# Paradisus Playa Conchal in Costa Rica



## jiffer (Mar 3, 2009)

I was able to trade my week with RCI-ID#5408- into this resort but I have not seen much info or trip reports about this resort. Our trade is a studio room and since it is just the two of I would hope that would be enough room. Does anyone know what the sudio room is at the PPC? Is it just standard Garden Room? When we pay the all inclusive fee will give us full access for everything at the resort, like to restaurants, room service and spa?

Any info about this resort I would love.


----------



## Pat H (Mar 3, 2009)

Stayed there about 5 yrs ago. The studios are very large. There is a kitchen area, living room and the bedroom is up a couple of steps so it feels like it's a separate room. There is a dressing area and large bathroom. 

You get access to all the restaurants. Make reservations early in the week if you want to eat at the non-buffet ones. I don't remember if you can use the spa. We used room service a couple of times but I think I read something recently that they no longer provide room service for breakfast. 

I enjoyed my stay there.


----------



## Poobah (Mar 3, 2009)

*Paradisus Playa Conchal*

We stayed there two years ago albeit not though a trade. Thought the restaurants were really good, but a Pat said, make reservations. The breakfast buffet was outstanding.

(DATA SEGMENT)
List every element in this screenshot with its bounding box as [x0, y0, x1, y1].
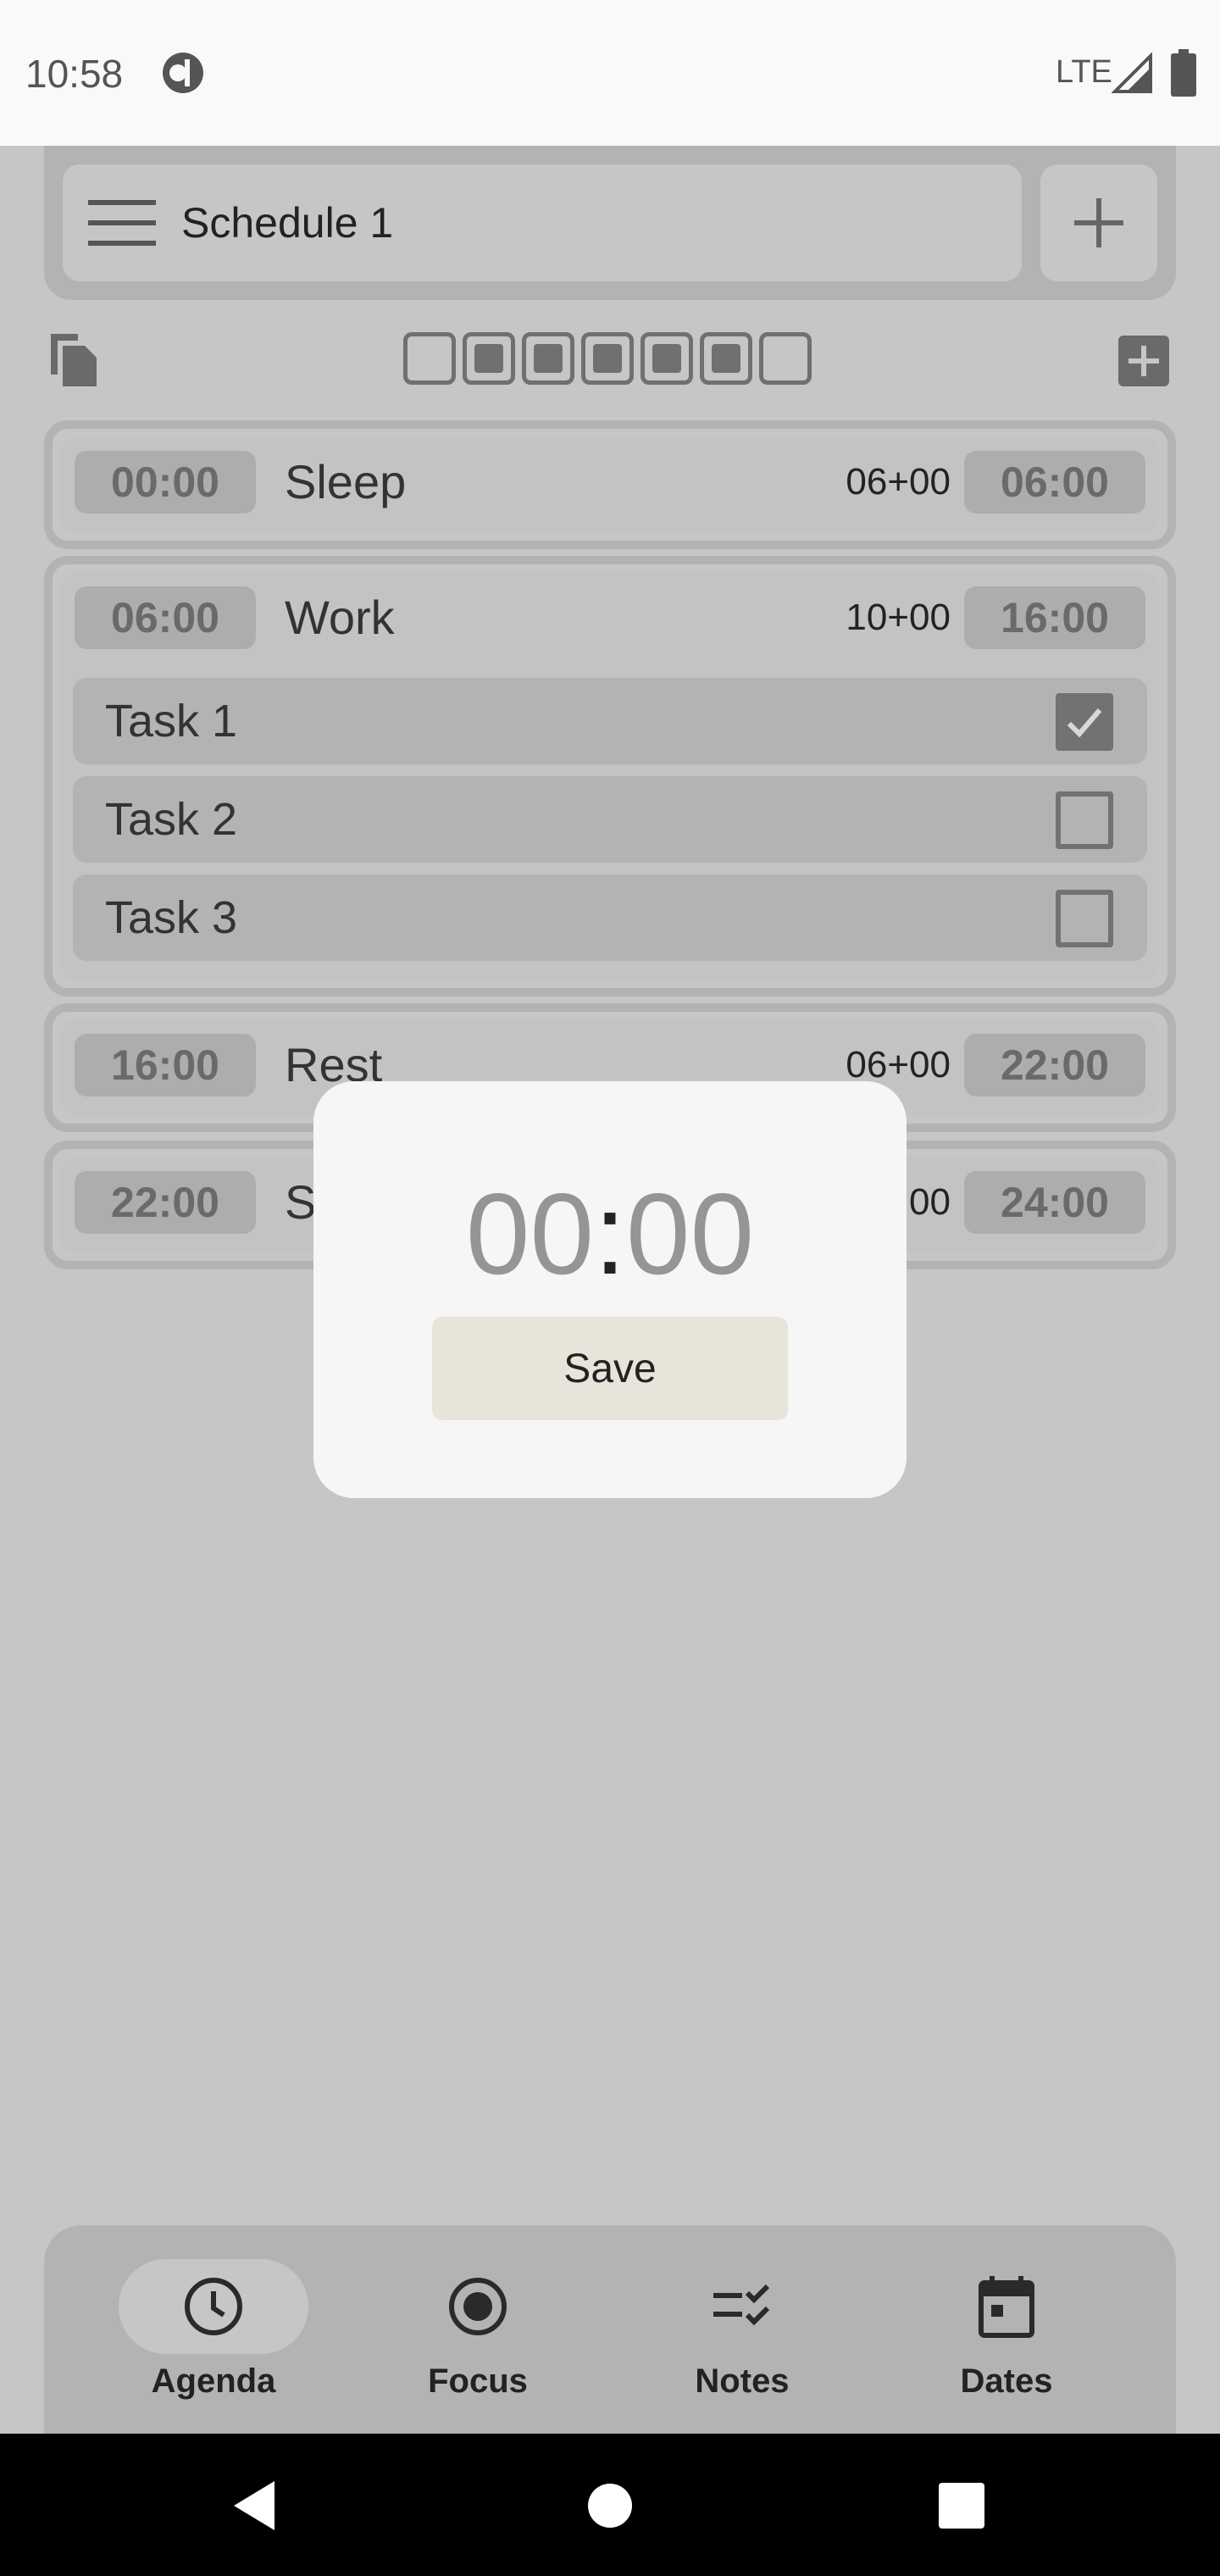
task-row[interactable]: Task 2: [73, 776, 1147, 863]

(WRITTEN REQUEST A)
In the Paradisus Playa Conchal thread, how does Pat H describe where the bedroom sits in the studio?
(WRITTEN REQUEST B)
Carry on the Paradisus Playa Conchal thread from its last line.
You can ignore the material.

(RIGHT ANSWER A)
It is up a couple of steps, so it feels like a separate room.

(RIGHT ANSWER B)
The resort is big, but they run golf carts through the place as shuttles, so that is the best way to get around.

On thing I will caution you, once outside the gate onto the beach, you will be inundated with folks trying to sell you tours. One of the couples we were with started talking to one of them and we wound up using him for a tour. It was OK, but we really didn'at have a lot of options with him. I would stick with the travel agents on the resort.

If you do use one of the folks on the beach, expect to be grilled by the other vendors when you show up to leave. There must be some code amongst them for a share of the fees if you talked to one of them  and then did not use them. When we left on our tour it got a little ugly.

Everything you want to see in Costa Rica is east of the airport. The resort is west of the airport, so there is a built in two to three hours (RT) just getting back to the airport area.

Unless they have fixed things,  leaving Costa Rica via Liberia is a zoo. You can prepay the departure tax at the Playa Conchal: DO NOT FAIL TO DO THIS!!!!! It will save you 30-45 minutes at the airport. I would allow two hours to get checked in for your flight and to get through immigration. The problem is that a lot of flights are leaving at or about the same time and the airport can't handle that many passengers at once. It is just nuts. 

Cheers,

Paul


----------



## jiffer (Mar 4, 2009)

Thanks so much for hte replies. Are the sudio rooms really far from everything? Could I walk to the restaurants, beach and such?


----------



## Pat H (Mar 4, 2009)

It depends on which building you are in. We were close enough that we could walk to the pool and restaurants. As far as I know all the rooms are studios.


----------



## jiffer (Mar 4, 2009)

Thank you. We have never been to Costa Rica and we are looking forward to. It seems like there are so many things to do it is hard to narrow down what we should do. I have some reading to do.


----------



## jiffer (Mar 4, 2009)

Friends of our is thinking about joining us for this trip and I was wondering if anyone has any suggestion on a place to look for timeshare rentals.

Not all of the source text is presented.